* **Exercise aim**:
Starting at the first line of the records and ending with the line that contains "list-item-cont: matematyki w", copy each line out word for word.

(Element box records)
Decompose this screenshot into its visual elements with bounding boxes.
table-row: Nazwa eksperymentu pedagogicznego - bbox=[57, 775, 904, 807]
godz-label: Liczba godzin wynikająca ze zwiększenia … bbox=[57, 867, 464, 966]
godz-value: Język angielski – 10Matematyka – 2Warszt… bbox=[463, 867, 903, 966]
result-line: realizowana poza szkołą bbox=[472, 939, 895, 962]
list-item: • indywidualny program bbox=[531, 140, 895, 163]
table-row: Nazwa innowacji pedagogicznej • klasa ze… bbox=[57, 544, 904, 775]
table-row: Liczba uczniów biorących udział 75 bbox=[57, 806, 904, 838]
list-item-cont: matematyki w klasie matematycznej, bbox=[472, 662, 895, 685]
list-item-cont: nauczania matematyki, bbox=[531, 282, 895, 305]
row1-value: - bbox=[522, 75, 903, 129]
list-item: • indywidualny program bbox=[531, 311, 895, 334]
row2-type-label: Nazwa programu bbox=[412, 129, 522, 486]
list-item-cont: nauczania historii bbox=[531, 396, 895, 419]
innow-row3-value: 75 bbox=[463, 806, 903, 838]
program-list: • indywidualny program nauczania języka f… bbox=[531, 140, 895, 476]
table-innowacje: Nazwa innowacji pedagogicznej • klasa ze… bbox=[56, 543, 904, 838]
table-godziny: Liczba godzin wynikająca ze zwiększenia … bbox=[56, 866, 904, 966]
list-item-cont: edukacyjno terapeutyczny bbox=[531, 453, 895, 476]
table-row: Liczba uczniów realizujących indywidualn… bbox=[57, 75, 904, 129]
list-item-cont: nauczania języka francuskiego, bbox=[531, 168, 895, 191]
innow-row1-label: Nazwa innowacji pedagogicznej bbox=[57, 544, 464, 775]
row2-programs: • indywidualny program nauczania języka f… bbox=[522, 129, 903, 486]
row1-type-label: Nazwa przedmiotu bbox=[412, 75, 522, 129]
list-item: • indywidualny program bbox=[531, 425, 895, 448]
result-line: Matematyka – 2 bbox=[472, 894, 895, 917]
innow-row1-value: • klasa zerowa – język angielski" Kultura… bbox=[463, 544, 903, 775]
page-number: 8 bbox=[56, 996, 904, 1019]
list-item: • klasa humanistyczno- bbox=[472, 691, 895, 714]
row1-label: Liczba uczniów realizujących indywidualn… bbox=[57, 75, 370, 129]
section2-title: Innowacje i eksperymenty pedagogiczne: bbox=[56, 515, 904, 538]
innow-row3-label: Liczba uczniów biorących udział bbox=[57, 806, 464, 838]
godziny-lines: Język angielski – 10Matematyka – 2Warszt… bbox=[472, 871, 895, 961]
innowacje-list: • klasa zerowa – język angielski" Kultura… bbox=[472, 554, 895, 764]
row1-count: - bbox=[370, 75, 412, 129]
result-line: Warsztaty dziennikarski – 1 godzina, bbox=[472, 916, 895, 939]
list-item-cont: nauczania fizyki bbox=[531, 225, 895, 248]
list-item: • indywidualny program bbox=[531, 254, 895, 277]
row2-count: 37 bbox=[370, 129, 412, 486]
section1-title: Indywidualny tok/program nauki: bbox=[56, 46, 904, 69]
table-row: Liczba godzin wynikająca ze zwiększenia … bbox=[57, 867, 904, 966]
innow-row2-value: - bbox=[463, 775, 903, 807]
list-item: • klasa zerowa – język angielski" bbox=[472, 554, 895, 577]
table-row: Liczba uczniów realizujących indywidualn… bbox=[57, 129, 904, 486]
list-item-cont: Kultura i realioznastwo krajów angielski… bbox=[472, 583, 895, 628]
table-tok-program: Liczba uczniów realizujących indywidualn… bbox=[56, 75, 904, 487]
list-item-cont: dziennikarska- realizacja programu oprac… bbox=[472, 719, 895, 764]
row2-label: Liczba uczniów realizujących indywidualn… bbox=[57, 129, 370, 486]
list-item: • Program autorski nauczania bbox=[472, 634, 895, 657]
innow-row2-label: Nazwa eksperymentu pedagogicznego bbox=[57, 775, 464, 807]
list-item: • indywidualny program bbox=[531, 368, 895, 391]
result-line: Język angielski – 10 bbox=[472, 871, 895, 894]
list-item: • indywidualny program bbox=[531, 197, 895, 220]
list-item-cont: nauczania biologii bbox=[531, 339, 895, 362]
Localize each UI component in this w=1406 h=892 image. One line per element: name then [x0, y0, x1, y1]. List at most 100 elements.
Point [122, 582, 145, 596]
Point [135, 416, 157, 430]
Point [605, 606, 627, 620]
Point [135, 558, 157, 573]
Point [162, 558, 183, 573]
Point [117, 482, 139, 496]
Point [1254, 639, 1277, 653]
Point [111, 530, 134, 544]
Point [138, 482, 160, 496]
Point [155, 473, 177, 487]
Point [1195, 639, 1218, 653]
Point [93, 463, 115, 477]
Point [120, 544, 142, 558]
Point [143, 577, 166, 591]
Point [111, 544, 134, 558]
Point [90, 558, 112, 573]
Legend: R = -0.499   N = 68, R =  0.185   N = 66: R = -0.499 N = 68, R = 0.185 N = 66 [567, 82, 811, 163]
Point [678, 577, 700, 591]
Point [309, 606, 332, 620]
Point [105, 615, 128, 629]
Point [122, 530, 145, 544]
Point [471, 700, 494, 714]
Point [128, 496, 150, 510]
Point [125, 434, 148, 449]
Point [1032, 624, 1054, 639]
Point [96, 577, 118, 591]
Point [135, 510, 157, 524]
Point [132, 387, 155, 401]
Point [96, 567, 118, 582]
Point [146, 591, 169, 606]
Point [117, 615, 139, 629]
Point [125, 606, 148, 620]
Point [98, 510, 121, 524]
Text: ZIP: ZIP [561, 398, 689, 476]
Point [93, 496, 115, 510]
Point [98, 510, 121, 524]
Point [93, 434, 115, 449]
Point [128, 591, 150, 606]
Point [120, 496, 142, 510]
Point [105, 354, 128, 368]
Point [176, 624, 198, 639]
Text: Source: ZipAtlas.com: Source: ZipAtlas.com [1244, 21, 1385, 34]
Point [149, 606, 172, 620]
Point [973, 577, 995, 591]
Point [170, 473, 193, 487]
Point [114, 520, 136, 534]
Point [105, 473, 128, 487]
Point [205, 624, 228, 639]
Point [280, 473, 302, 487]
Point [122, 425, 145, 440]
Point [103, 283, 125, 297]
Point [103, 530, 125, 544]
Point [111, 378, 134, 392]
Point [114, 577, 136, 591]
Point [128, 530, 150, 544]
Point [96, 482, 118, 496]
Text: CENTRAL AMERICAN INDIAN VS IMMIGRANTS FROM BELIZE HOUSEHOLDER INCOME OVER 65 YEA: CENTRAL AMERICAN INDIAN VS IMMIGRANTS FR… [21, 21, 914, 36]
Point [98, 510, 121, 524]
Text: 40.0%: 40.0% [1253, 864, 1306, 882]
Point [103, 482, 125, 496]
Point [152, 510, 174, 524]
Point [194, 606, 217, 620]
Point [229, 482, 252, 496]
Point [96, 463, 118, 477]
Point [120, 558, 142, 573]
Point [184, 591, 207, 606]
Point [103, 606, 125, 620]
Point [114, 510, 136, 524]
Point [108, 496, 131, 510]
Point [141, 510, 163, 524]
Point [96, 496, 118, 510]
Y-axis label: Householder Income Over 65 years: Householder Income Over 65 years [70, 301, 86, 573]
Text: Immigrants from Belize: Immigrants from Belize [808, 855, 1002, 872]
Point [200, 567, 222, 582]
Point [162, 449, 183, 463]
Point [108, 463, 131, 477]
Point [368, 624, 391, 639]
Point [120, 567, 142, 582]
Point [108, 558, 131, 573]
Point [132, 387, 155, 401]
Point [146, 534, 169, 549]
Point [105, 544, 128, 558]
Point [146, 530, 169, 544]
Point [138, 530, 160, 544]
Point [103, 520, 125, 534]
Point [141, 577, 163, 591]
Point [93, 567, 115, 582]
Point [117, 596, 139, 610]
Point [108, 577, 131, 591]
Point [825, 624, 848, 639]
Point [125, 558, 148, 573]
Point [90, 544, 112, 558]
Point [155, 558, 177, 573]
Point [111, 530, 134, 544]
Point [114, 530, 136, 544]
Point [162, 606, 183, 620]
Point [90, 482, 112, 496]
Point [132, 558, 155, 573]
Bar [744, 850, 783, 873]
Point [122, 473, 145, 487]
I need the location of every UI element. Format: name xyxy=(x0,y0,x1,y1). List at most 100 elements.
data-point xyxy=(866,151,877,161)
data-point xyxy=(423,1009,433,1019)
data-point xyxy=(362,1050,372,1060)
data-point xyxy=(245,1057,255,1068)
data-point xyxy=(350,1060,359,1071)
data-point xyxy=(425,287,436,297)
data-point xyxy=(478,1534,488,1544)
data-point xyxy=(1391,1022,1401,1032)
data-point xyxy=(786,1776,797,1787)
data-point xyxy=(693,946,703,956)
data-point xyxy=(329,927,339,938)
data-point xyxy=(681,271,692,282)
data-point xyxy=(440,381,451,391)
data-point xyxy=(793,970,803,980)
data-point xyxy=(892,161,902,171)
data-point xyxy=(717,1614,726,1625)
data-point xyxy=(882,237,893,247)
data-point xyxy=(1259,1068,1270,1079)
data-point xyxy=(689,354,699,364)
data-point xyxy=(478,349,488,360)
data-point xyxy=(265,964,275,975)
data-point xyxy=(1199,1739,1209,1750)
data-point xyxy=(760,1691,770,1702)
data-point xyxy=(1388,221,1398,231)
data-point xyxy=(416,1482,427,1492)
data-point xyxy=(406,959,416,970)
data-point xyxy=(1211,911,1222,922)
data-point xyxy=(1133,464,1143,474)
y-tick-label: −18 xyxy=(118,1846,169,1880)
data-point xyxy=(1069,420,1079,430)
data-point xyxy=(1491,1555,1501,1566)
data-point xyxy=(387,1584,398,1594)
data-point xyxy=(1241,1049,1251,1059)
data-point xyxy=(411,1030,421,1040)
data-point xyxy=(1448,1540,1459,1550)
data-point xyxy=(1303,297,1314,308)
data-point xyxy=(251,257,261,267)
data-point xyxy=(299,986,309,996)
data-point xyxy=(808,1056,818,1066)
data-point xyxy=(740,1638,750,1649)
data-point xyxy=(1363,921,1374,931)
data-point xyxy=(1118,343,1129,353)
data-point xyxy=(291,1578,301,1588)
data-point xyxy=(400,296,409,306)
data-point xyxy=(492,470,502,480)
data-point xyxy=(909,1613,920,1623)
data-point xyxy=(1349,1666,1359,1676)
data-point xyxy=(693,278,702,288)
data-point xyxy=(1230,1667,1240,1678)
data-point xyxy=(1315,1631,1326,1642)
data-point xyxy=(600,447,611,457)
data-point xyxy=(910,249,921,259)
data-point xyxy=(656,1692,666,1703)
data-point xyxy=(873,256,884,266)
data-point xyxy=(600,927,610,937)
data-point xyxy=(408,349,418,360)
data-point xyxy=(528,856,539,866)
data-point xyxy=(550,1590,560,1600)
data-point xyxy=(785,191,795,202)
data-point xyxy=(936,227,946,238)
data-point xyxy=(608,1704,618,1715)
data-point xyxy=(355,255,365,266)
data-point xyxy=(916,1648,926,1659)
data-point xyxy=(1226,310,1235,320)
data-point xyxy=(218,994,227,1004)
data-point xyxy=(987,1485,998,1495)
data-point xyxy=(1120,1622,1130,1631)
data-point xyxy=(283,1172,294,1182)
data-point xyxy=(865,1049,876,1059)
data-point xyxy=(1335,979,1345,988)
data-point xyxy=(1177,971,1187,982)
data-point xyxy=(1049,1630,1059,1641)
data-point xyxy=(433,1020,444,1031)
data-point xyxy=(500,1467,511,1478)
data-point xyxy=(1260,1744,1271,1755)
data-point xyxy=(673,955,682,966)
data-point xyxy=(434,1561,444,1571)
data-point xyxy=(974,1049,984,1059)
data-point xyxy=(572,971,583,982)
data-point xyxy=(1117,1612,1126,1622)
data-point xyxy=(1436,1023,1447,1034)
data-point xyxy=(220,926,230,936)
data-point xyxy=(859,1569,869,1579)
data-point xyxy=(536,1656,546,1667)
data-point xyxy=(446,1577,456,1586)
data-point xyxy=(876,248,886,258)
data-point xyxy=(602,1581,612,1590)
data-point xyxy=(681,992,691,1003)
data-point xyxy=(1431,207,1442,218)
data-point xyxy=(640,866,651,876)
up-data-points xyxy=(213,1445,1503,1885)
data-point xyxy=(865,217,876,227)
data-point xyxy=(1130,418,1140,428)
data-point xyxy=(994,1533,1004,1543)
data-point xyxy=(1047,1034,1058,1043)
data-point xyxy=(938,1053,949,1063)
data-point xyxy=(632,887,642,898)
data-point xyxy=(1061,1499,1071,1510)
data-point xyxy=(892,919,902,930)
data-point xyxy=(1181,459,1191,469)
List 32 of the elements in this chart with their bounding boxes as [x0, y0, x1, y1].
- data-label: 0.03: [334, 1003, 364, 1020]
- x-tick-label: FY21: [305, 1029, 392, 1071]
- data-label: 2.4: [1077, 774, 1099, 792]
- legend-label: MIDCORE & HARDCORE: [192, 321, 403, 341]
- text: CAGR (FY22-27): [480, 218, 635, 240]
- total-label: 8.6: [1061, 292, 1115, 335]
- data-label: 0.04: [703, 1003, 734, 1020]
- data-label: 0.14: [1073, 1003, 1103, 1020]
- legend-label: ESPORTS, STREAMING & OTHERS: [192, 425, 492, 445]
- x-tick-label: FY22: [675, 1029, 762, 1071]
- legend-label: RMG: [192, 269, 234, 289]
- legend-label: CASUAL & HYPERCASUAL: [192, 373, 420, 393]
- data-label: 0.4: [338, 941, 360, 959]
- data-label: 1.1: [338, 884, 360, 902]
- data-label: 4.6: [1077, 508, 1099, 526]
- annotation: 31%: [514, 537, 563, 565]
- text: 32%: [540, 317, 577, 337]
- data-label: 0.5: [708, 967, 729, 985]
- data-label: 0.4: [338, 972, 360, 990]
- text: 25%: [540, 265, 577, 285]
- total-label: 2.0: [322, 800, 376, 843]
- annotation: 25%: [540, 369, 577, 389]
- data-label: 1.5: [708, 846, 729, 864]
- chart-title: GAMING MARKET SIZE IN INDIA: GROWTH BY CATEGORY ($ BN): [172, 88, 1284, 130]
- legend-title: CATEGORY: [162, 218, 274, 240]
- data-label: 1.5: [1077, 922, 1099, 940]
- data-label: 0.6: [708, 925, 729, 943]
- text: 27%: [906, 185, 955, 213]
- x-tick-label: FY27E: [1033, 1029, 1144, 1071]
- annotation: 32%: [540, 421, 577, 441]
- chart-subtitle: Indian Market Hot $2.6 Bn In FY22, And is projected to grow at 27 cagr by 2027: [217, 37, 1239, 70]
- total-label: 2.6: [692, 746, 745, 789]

* **Response to the exercise**:
Decompose this screenshot into its visual elements with bounding boxes.
table-row: Nazwa eksperymentu pedagogicznego - bbox=[57, 775, 904, 807]
godz-label: Liczba godzin wynikająca ze zwiększenia … bbox=[57, 867, 464, 966]
godz-value: Język angielski – 10Matematyka – 2Warszt… bbox=[463, 867, 903, 966]
result-line: realizowana poza szkołą bbox=[472, 939, 895, 962]
list-item: • indywidualny program bbox=[531, 140, 895, 163]
table-row: Nazwa innowacji pedagogicznej • klasa ze… bbox=[57, 544, 904, 775]
table-row: Liczba uczniów biorących udział 75 bbox=[57, 806, 904, 838]
list-item-cont: matematyki w klasie matematycznej, bbox=[472, 662, 895, 685]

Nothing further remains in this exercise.